PROBLEM STATEMENT: Quote the entries in full, character for character, without their images.

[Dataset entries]
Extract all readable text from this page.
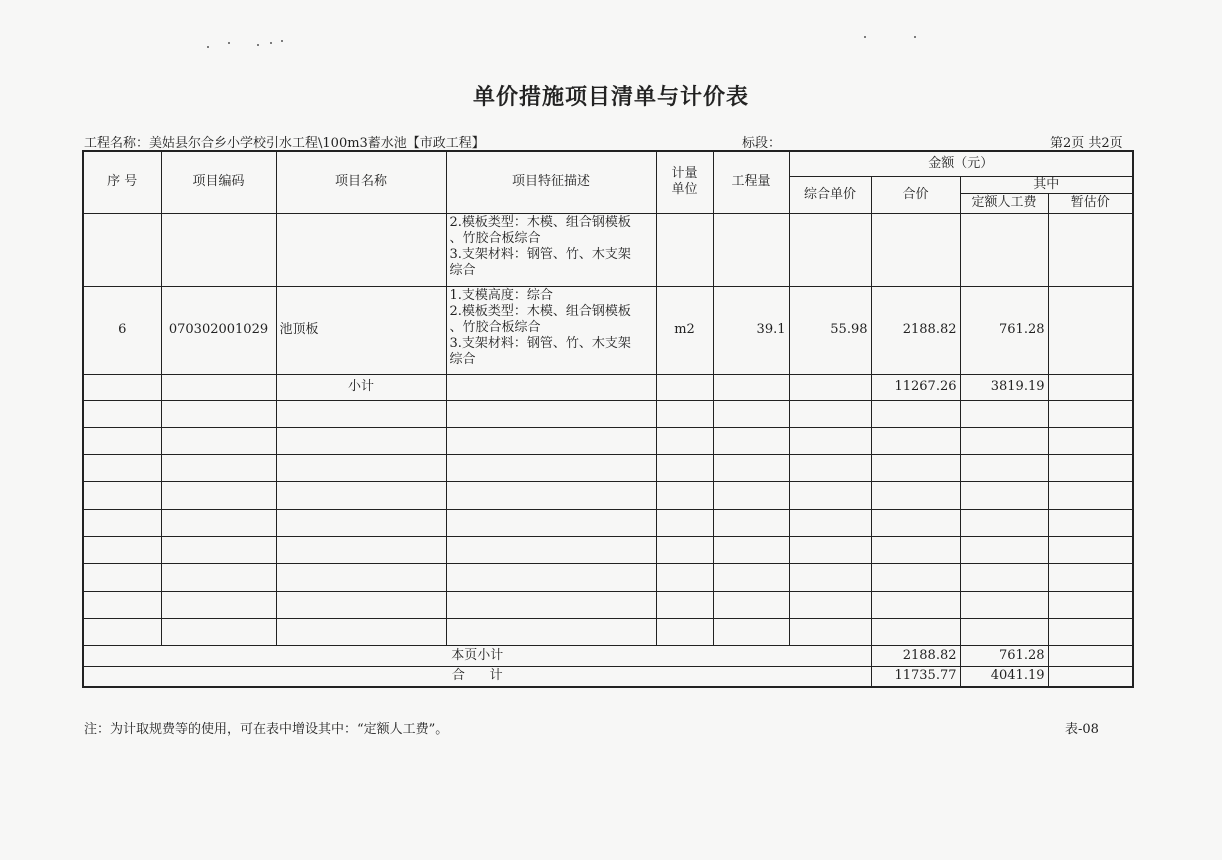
单价措施项目清单与计价表
工程名称：美姑县尔合乡小学校引水工程\100m3蓄水池【市政工程】	标段：	第2页 共2页
序 号	项目编码	项目名称	项目特征描述	计量单位	工程量	金额（元）			
						综合单价	合价	其中	
								定额人工费	暂估价

			2.模板类型：木模、组合钢模板
、竹胶合板综合
3.支架材料：钢管、竹、木支架
综合						

6	070302001029	池顶板	1.支模高度：综合
2.模板类型：木模、组合钢模板
、竹胶合板综合
3.支架材料：钢管、竹、木支架
综合	m2	39.1	55.98	2188.82	761.28	
		小计					11267.26	3819.19	

本页小计							2188.82	761.28	
合      计							11735.77	4041.19	
注：为计取规费等的使用，可在表中增设其中：“定额人工费”。	表-08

EXERCISE RESPONSE:
Extract all readable text from this page.
单价措施项目清单与计价表
工程名称：美姑县尔合乡小学校引水工程\100m3蓄水池【市政工程】	标段：	第2页 共2页
序 号	项目编码	项目名称	项目特征描述	计量单位	工程量	金额（元）			
						综合单价	合价	其中	
								定额人工费	暂估价

			2.模板类型：木模、组合钢模板
、竹胶合板综合
3.支架材料：钢管、竹、木支架
综合						

6	070302001029	池顶板	1.支模高度：综合
2.模板类型：木模、组合钢模板
、竹胶合板综合
3.支架材料：钢管、竹、木支架
综合	m2	39.1	55.98	2188.82	761.28	
		小计					11267.26	3819.19	

本页小计							2188.82	761.28	
合      计							11735.77	4041.19	
注：为计取规费等的使用，可在表中增设其中：“定额人工费”。	表-08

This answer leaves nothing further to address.